Your copy of the material below should match it exactly, except that it holds no pictures.
▼
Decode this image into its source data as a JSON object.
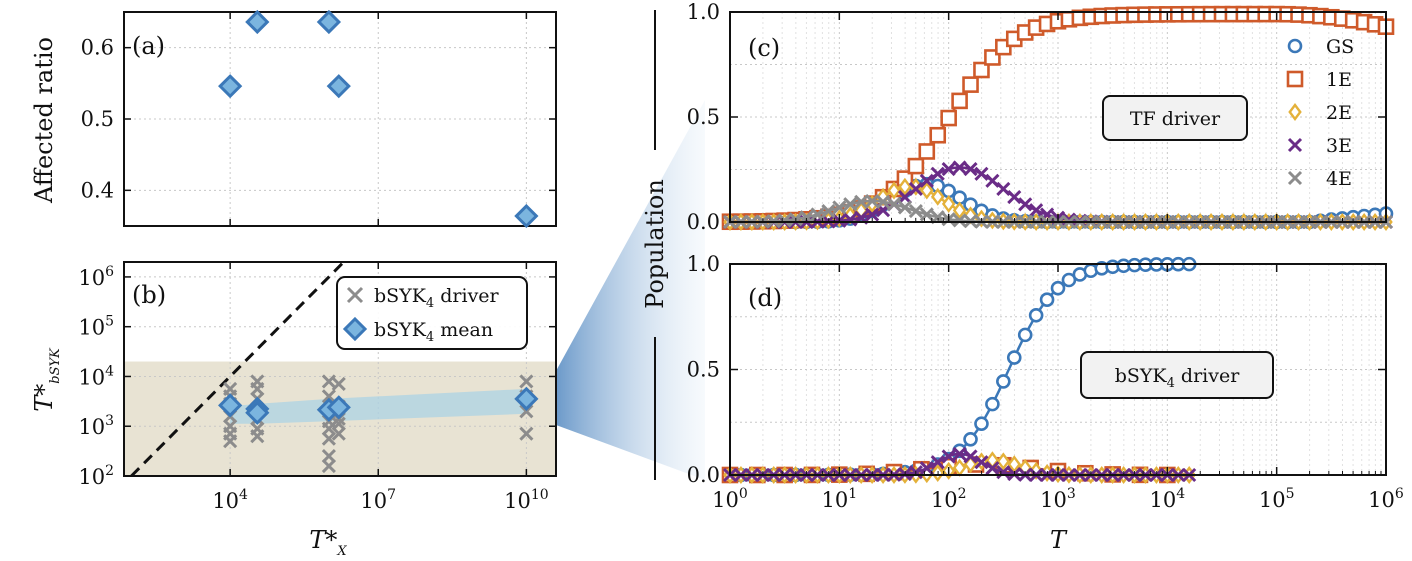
{
  "colors": {
    "gs": "#3B78B8",
    "e1": "#CF5A2A",
    "e2": "#E4B13A",
    "e3": "#6A2C87",
    "e4": "#8C8C8C",
    "mean": "#3B78B8",
    "mean_fill": "#7BB5DF",
    "band": "#A8D2E6",
    "shade": "#E8E3D3"
  },
  "chart_data": [
    {
      "id": "a",
      "type": "scatter",
      "panel_label": "(a)",
      "ylabel": "Affected ratio",
      "xscale": "log",
      "xlim_exp": [
        1.85,
        10.6
      ],
      "ylim": [
        0.35,
        0.65
      ],
      "yticks": [
        "0.4",
        "0.5",
        "0.6"
      ],
      "ytick_values": [
        0.4,
        0.5,
        0.6
      ],
      "points": [
        {
          "x_exp": 4.0,
          "y": 0.546
        },
        {
          "x_exp": 4.55,
          "y": 0.636
        },
        {
          "x_exp": 6.0,
          "y": 0.636
        },
        {
          "x_exp": 6.2,
          "y": 0.546
        },
        {
          "x_exp": 10.0,
          "y": 0.364
        }
      ]
    },
    {
      "id": "b",
      "type": "scatter",
      "panel_label": "(b)",
      "ylabel": "T*",
      "ylabel_sub": "bSYK",
      "xlabel": "T*",
      "xlabel_sub": "X",
      "xscale": "log",
      "yscale": "log",
      "xlim_exp": [
        1.85,
        10.6
      ],
      "ylim_exp": [
        2,
        6.3
      ],
      "yticks": [
        {
          "b": "10",
          "e": "2"
        },
        {
          "b": "10",
          "e": "3"
        },
        {
          "b": "10",
          "e": "4"
        },
        {
          "b": "10",
          "e": "5"
        },
        {
          "b": "10",
          "e": "6"
        }
      ],
      "ytick_exps": [
        2,
        3,
        4,
        5,
        6
      ],
      "xticks": [
        {
          "b": "10",
          "e": "4"
        },
        {
          "b": "10",
          "e": "7"
        },
        {
          "b": "10",
          "e": "10"
        }
      ],
      "xtick_exps": [
        4,
        7,
        10
      ],
      "shaded_band_exp": [
        2,
        4.3
      ],
      "diagonal": "y = x",
      "legend": [
        {
          "label": "bSYK",
          "sub": "4",
          "suffix": " driver",
          "marker": "x"
        },
        {
          "label": "bSYK",
          "sub": "4",
          "suffix": " mean",
          "marker": "diamond"
        }
      ],
      "driver_points": [
        {
          "x_exp": 4.0,
          "y_exp": [
            3.75,
            3.6,
            3.45,
            3.2,
            3.0,
            2.85,
            2.7
          ]
        },
        {
          "x_exp": 4.55,
          "y_exp": [
            3.9,
            3.75,
            3.55,
            3.35,
            3.15,
            2.95,
            2.8
          ]
        },
        {
          "x_exp": 6.0,
          "y_exp": [
            3.9,
            3.6,
            3.1,
            2.95,
            2.75,
            2.4,
            2.2
          ]
        },
        {
          "x_exp": 6.2,
          "y_exp": [
            3.85,
            3.4,
            3.15,
            3.05,
            2.85
          ]
        },
        {
          "x_exp": 10.0,
          "y_exp": [
            3.9,
            3.6,
            3.3,
            2.85
          ]
        }
      ],
      "mean_points": [
        {
          "x_exp": 4.0,
          "y_exp": 3.42
        },
        {
          "x_exp": 4.55,
          "y_exp": 3.35
        },
        {
          "x_exp": 4.55,
          "y_exp": 3.27
        },
        {
          "x_exp": 6.0,
          "y_exp": 3.33
        },
        {
          "x_exp": 6.2,
          "y_exp": 3.38
        },
        {
          "x_exp": 10.0,
          "y_exp": 3.55
        }
      ],
      "mean_band_lo": [
        {
          "x_exp": 4.0,
          "y_exp": 3.05
        },
        {
          "x_exp": 4.55,
          "y_exp": 3.05
        },
        {
          "x_exp": 6.0,
          "y_exp": 3.1
        },
        {
          "x_exp": 10.0,
          "y_exp": 3.25
        }
      ],
      "mean_band_hi": [
        {
          "x_exp": 4.0,
          "y_exp": 3.4
        },
        {
          "x_exp": 4.55,
          "y_exp": 3.45
        },
        {
          "x_exp": 6.0,
          "y_exp": 3.55
        },
        {
          "x_exp": 10.0,
          "y_exp": 3.75
        }
      ]
    },
    {
      "id": "c",
      "type": "line",
      "panel_label": "(c)",
      "annotation": "TF driver",
      "xscale": "log",
      "xlim_exp": [
        0,
        6
      ],
      "ylim": [
        0,
        1
      ],
      "yticks": [
        "0.0",
        "0.5",
        "1.0"
      ],
      "ytick_values": [
        0,
        0.5,
        1
      ],
      "legend": [
        {
          "name": "GS",
          "marker": "circle",
          "key": "gs"
        },
        {
          "name": "1E",
          "marker": "square",
          "key": "e1"
        },
        {
          "name": "2E",
          "marker": "diamond",
          "key": "e2"
        },
        {
          "name": "3E",
          "marker": "x",
          "key": "e3"
        },
        {
          "name": "4E",
          "marker": "x",
          "key": "e4"
        }
      ],
      "series": [
        {
          "key": "gs",
          "kind": "gauss",
          "peak": 0.18,
          "center_exp": 1.8,
          "width": 0.32,
          "tail_from": 5.3,
          "tail_to": 0.04,
          "end_exp": 6
        },
        {
          "key": "e1",
          "kind": "sigmoid",
          "max": 0.99,
          "center_exp": 2.0,
          "width": 0.3,
          "decay_from": 5.0,
          "decay_to": 0.93,
          "end_exp": 6
        },
        {
          "key": "e2",
          "kind": "gauss",
          "peak": 0.17,
          "center_exp": 1.65,
          "width": 0.3,
          "end_exp": 6
        },
        {
          "key": "e3",
          "kind": "gauss",
          "peak": 0.26,
          "center_exp": 2.1,
          "width": 0.4,
          "end_exp": 6
        },
        {
          "key": "e4",
          "kind": "gauss",
          "peak": 0.1,
          "center_exp": 1.3,
          "width": 0.35,
          "end_exp": 6
        }
      ]
    },
    {
      "id": "d",
      "type": "line",
      "panel_label": "(d)",
      "annotation_main": "bSYK",
      "annotation_sub": "4",
      "annotation_suffix": " driver",
      "ylabel": "Population",
      "xlabel": "T",
      "xscale": "log",
      "xlim_exp": [
        0,
        6
      ],
      "ylim": [
        0,
        1
      ],
      "yticks": [
        "0.0",
        "0.5",
        "1.0"
      ],
      "ytick_values": [
        0,
        0.5,
        1
      ],
      "xticks": [
        {
          "b": "10",
          "e": "0"
        },
        {
          "b": "10",
          "e": "1"
        },
        {
          "b": "10",
          "e": "2"
        },
        {
          "b": "10",
          "e": "3"
        },
        {
          "b": "10",
          "e": "4"
        },
        {
          "b": "10",
          "e": "5"
        },
        {
          "b": "10",
          "e": "6"
        }
      ],
      "xtick_exps": [
        0,
        1,
        2,
        3,
        4,
        5,
        6
      ],
      "series": [
        {
          "key": "gs",
          "kind": "sigmoid",
          "max": 1.0,
          "center_exp": 2.55,
          "width": 0.22,
          "end_exp": 4.2
        },
        {
          "key": "e1",
          "kind": "bump",
          "peak": 0.05,
          "center_exp": 2.3,
          "width": 0.5,
          "end_exp": 4.2
        },
        {
          "key": "e2",
          "kind": "gauss",
          "peak": 0.07,
          "center_exp": 2.4,
          "width": 0.25,
          "end_exp": 4.2
        },
        {
          "key": "e3",
          "kind": "gauss",
          "peak": 0.1,
          "center_exp": 2.1,
          "width": 0.2,
          "end_exp": 4.2
        }
      ]
    }
  ]
}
▲
REPLY —
Decode this image into its source data as a JSON object.
{
  "colors": {
    "gs": "#3B78B8",
    "e1": "#CF5A2A",
    "e2": "#E4B13A",
    "e3": "#6A2C87",
    "e4": "#8C8C8C",
    "mean": "#3B78B8",
    "mean_fill": "#7BB5DF",
    "band": "#A8D2E6",
    "shade": "#E8E3D3"
  },
  "chart_data": [
    {
      "id": "a",
      "type": "scatter",
      "panel_label": "(a)",
      "ylabel": "Affected ratio",
      "xscale": "log",
      "xlim_exp": [
        1.85,
        10.6
      ],
      "ylim": [
        0.35,
        0.65
      ],
      "yticks": [
        "0.4",
        "0.5",
        "0.6"
      ],
      "ytick_values": [
        0.4,
        0.5,
        0.6
      ],
      "points": [
        {
          "x_exp": 4.0,
          "y": 0.546
        },
        {
          "x_exp": 4.55,
          "y": 0.636
        },
        {
          "x_exp": 6.0,
          "y": 0.636
        },
        {
          "x_exp": 6.2,
          "y": 0.546
        },
        {
          "x_exp": 10.0,
          "y": 0.364
        }
      ]
    },
    {
      "id": "b",
      "type": "scatter",
      "panel_label": "(b)",
      "ylabel": "T*",
      "ylabel_sub": "bSYK",
      "xlabel": "T*",
      "xlabel_sub": "X",
      "xscale": "log",
      "yscale": "log",
      "xlim_exp": [
        1.85,
        10.6
      ],
      "ylim_exp": [
        2,
        6.3
      ],
      "yticks": [
        {
          "b": "10",
          "e": "2"
        },
        {
          "b": "10",
          "e": "3"
        },
        {
          "b": "10",
          "e": "4"
        },
        {
          "b": "10",
          "e": "5"
        },
        {
          "b": "10",
          "e": "6"
        }
      ],
      "ytick_exps": [
        2,
        3,
        4,
        5,
        6
      ],
      "xticks": [
        {
          "b": "10",
          "e": "4"
        },
        {
          "b": "10",
          "e": "7"
        },
        {
          "b": "10",
          "e": "10"
        }
      ],
      "xtick_exps": [
        4,
        7,
        10
      ],
      "shaded_band_exp": [
        2,
        4.3
      ],
      "diagonal": "y = x",
      "legend": [
        {
          "label": "bSYK",
          "sub": "4",
          "suffix": " driver",
          "marker": "x"
        },
        {
          "label": "bSYK",
          "sub": "4",
          "suffix": " mean",
          "marker": "diamond"
        }
      ],
      "driver_points": [
        {
          "x_exp": 4.0,
          "y_exp": [
            3.75,
            3.6,
            3.45,
            3.2,
            3.0,
            2.85,
            2.7
          ]
        },
        {
          "x_exp": 4.55,
          "y_exp": [
            3.9,
            3.75,
            3.55,
            3.35,
            3.15,
            2.95,
            2.8
          ]
        },
        {
          "x_exp": 6.0,
          "y_exp": [
            3.9,
            3.6,
            3.1,
            2.95,
            2.75,
            2.4,
            2.2
          ]
        },
        {
          "x_exp": 6.2,
          "y_exp": [
            3.85,
            3.4,
            3.15,
            3.05,
            2.85
          ]
        },
        {
          "x_exp": 10.0,
          "y_exp": [
            3.9,
            3.6,
            3.3,
            2.85
          ]
        }
      ],
      "mean_points": [
        {
          "x_exp": 4.0,
          "y_exp": 3.42
        },
        {
          "x_exp": 4.55,
          "y_exp": 3.35
        },
        {
          "x_exp": 4.55,
          "y_exp": 3.27
        },
        {
          "x_exp": 6.0,
          "y_exp": 3.33
        },
        {
          "x_exp": 6.2,
          "y_exp": 3.38
        },
        {
          "x_exp": 10.0,
          "y_exp": 3.55
        }
      ],
      "mean_band_lo": [
        {
          "x_exp": 4.0,
          "y_exp": 3.05
        },
        {
          "x_exp": 4.55,
          "y_exp": 3.05
        },
        {
          "x_exp": 6.0,
          "y_exp": 3.1
        },
        {
          "x_exp": 10.0,
          "y_exp": 3.25
        }
      ],
      "mean_band_hi": [
        {
          "x_exp": 4.0,
          "y_exp": 3.4
        },
        {
          "x_exp": 4.55,
          "y_exp": 3.45
        },
        {
          "x_exp": 6.0,
          "y_exp": 3.55
        },
        {
          "x_exp": 10.0,
          "y_exp": 3.75
        }
      ]
    },
    {
      "id": "c",
      "type": "line",
      "panel_label": "(c)",
      "annotation": "TF driver",
      "xscale": "log",
      "xlim_exp": [
        0,
        6
      ],
      "ylim": [
        0,
        1
      ],
      "yticks": [
        "0.0",
        "0.5",
        "1.0"
      ],
      "ytick_values": [
        0,
        0.5,
        1
      ],
      "legend": [
        {
          "name": "GS",
          "marker": "circle",
          "key": "gs"
        },
        {
          "name": "1E",
          "marker": "square",
          "key": "e1"
        },
        {
          "name": "2E",
          "marker": "diamond",
          "key": "e2"
        },
        {
          "name": "3E",
          "marker": "x",
          "key": "e3"
        },
        {
          "name": "4E",
          "marker": "x",
          "key": "e4"
        }
      ],
      "series": [
        {
          "key": "gs",
          "kind": "gauss",
          "peak": 0.18,
          "center_exp": 1.8,
          "width": 0.32,
          "tail_from": 5.3,
          "tail_to": 0.04,
          "end_exp": 6
        },
        {
          "key": "e1",
          "kind": "sigmoid",
          "max": 0.99,
          "center_exp": 2.0,
          "width": 0.3,
          "decay_from": 5.0,
          "decay_to": 0.93,
          "end_exp": 6
        },
        {
          "key": "e2",
          "kind": "gauss",
          "peak": 0.17,
          "center_exp": 1.65,
          "width": 0.3,
          "end_exp": 6
        },
        {
          "key": "e3",
          "kind": "gauss",
          "peak": 0.26,
          "center_exp": 2.1,
          "width": 0.4,
          "end_exp": 6
        },
        {
          "key": "e4",
          "kind": "gauss",
          "peak": 0.1,
          "center_exp": 1.3,
          "width": 0.35,
          "end_exp": 6
        }
      ]
    },
    {
      "id": "d",
      "type": "line",
      "panel_label": "(d)",
      "annotation_main": "bSYK",
      "annotation_sub": "4",
      "annotation_suffix": " driver",
      "ylabel": "Population",
      "xlabel": "T",
      "xscale": "log",
      "xlim_exp": [
        0,
        6
      ],
      "ylim": [
        0,
        1
      ],
      "yticks": [
        "0.0",
        "0.5",
        "1.0"
      ],
      "ytick_values": [
        0,
        0.5,
        1
      ],
      "xticks": [
        {
          "b": "10",
          "e": "0"
        },
        {
          "b": "10",
          "e": "1"
        },
        {
          "b": "10",
          "e": "2"
        },
        {
          "b": "10",
          "e": "3"
        },
        {
          "b": "10",
          "e": "4"
        },
        {
          "b": "10",
          "e": "5"
        },
        {
          "b": "10",
          "e": "6"
        }
      ],
      "xtick_exps": [
        0,
        1,
        2,
        3,
        4,
        5,
        6
      ],
      "series": [
        {
          "key": "gs",
          "kind": "sigmoid",
          "max": 1.0,
          "center_exp": 2.55,
          "width": 0.22,
          "end_exp": 4.2
        },
        {
          "key": "e1",
          "kind": "bump",
          "peak": 0.05,
          "center_exp": 2.3,
          "width": 0.5,
          "end_exp": 4.2
        },
        {
          "key": "e2",
          "kind": "gauss",
          "peak": 0.07,
          "center_exp": 2.4,
          "width": 0.25,
          "end_exp": 4.2
        },
        {
          "key": "e3",
          "kind": "gauss",
          "peak": 0.1,
          "center_exp": 2.1,
          "width": 0.2,
          "end_exp": 4.2
        }
      ]
    }
  ]
}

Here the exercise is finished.